_BRIEF_: Locate each line below that includes "true" and reproduce it.

* start *

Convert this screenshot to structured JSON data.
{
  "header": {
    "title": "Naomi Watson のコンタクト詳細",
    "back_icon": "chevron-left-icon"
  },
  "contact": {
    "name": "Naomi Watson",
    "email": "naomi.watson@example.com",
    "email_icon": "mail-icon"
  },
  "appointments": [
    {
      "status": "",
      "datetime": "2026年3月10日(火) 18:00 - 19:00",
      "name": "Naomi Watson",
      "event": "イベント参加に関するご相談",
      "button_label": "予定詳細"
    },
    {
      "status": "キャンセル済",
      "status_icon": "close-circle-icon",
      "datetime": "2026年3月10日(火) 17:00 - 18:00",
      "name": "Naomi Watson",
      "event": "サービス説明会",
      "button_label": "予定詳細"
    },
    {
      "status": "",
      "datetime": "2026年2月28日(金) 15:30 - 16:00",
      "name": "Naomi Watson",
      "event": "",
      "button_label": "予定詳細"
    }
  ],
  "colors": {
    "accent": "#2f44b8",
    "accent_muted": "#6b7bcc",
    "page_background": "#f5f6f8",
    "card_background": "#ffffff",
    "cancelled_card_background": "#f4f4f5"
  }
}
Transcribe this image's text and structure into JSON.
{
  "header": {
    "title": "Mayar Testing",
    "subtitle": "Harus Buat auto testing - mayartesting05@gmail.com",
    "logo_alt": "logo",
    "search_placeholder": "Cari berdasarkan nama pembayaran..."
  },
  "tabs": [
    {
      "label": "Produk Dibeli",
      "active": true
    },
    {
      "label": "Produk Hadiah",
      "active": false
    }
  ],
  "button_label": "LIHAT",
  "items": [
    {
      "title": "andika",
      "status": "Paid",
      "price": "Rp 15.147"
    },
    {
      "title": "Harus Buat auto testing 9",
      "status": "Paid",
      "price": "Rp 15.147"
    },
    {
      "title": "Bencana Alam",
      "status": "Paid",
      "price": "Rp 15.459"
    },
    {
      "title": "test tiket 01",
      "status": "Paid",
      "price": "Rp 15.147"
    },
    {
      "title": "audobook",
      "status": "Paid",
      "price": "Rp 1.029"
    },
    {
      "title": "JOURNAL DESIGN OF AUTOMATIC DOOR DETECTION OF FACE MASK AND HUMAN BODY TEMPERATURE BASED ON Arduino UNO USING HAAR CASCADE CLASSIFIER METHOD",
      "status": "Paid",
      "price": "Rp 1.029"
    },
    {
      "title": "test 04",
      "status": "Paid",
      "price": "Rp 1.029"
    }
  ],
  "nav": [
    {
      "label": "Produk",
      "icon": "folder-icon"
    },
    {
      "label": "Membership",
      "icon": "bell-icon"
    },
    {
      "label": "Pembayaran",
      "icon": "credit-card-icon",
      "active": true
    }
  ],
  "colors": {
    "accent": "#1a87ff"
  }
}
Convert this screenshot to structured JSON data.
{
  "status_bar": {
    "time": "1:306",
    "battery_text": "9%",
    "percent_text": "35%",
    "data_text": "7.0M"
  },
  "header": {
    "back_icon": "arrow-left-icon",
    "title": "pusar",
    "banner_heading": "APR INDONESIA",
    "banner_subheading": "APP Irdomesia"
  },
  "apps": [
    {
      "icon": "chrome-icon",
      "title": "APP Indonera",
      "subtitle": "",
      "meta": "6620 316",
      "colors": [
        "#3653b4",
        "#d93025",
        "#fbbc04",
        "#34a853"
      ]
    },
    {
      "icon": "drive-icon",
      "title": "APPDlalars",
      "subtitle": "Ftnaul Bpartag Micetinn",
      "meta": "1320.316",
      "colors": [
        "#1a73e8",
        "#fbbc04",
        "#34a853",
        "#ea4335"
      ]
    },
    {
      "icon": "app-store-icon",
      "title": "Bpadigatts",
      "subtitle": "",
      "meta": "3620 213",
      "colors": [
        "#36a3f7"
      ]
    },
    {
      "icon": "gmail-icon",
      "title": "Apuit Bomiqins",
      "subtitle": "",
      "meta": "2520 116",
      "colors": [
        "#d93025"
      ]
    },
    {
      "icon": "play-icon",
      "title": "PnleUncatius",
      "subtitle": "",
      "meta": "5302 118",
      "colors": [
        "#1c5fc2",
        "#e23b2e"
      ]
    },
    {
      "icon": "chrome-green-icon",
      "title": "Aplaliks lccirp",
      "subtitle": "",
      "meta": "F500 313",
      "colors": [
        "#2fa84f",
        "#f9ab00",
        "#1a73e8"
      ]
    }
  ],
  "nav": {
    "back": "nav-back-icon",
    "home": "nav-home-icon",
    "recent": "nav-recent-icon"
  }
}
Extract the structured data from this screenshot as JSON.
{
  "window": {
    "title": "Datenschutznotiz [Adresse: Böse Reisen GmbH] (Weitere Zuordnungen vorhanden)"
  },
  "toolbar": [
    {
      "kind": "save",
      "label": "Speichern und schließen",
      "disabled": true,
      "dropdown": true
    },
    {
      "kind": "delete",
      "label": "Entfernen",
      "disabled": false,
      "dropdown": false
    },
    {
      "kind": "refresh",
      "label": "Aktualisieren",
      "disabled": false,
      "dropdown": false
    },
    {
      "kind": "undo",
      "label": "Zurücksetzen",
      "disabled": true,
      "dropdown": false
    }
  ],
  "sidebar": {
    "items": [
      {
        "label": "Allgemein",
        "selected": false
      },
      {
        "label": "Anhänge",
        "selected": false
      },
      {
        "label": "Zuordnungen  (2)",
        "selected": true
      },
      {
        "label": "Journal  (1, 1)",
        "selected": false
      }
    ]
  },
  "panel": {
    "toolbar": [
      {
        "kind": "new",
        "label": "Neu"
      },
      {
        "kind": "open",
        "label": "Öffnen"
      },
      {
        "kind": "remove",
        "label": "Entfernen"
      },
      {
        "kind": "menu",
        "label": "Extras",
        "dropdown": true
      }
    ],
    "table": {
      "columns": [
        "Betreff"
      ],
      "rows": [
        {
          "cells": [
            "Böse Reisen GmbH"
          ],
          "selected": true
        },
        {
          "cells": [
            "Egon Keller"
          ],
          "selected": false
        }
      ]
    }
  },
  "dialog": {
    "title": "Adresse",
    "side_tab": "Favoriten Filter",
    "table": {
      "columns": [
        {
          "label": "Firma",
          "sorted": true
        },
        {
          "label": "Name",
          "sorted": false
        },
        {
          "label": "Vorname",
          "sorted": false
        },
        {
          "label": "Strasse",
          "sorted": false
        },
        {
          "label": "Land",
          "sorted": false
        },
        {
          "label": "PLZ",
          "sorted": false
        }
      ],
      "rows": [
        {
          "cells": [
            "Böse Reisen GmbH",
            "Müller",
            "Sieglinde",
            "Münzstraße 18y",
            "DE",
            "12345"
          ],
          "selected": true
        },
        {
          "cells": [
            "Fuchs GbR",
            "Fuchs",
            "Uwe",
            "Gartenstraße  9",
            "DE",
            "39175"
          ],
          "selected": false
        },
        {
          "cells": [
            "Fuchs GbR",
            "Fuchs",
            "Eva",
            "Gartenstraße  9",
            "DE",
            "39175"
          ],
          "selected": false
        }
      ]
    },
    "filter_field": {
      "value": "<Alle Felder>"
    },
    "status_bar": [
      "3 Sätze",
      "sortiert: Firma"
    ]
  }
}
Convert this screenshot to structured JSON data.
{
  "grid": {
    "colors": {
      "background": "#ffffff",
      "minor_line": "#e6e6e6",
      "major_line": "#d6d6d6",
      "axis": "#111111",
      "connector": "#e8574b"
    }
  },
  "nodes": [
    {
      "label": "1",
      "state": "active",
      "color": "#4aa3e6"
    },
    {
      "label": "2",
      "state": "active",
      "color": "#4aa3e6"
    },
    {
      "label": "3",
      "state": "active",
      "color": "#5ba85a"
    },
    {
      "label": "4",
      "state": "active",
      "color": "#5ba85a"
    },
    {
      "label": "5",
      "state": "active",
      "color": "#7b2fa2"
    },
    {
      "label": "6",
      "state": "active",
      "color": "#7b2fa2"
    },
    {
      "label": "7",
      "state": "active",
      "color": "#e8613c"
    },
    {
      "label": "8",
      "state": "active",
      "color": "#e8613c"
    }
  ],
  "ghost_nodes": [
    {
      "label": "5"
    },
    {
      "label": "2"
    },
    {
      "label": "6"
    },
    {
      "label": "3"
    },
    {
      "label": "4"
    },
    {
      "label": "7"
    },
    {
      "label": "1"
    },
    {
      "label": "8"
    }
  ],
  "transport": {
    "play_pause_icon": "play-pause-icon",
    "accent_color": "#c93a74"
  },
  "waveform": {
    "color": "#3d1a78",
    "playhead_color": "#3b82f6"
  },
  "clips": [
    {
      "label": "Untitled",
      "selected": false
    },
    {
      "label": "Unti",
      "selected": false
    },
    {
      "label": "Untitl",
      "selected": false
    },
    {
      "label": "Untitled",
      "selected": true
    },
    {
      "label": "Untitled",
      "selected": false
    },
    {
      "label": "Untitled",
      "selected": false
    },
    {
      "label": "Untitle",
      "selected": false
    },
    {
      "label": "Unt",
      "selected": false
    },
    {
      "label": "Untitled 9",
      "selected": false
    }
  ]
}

* end *

_RESULT OF THIS TASK_:
      "active": true
      "active": true
      "disabled": true,
      "dropdown": true
      "disabled": true,
        "selected": true
        "dropdown": true
          "selected": true
          "sorted": true
          "selected": true
      "selected": true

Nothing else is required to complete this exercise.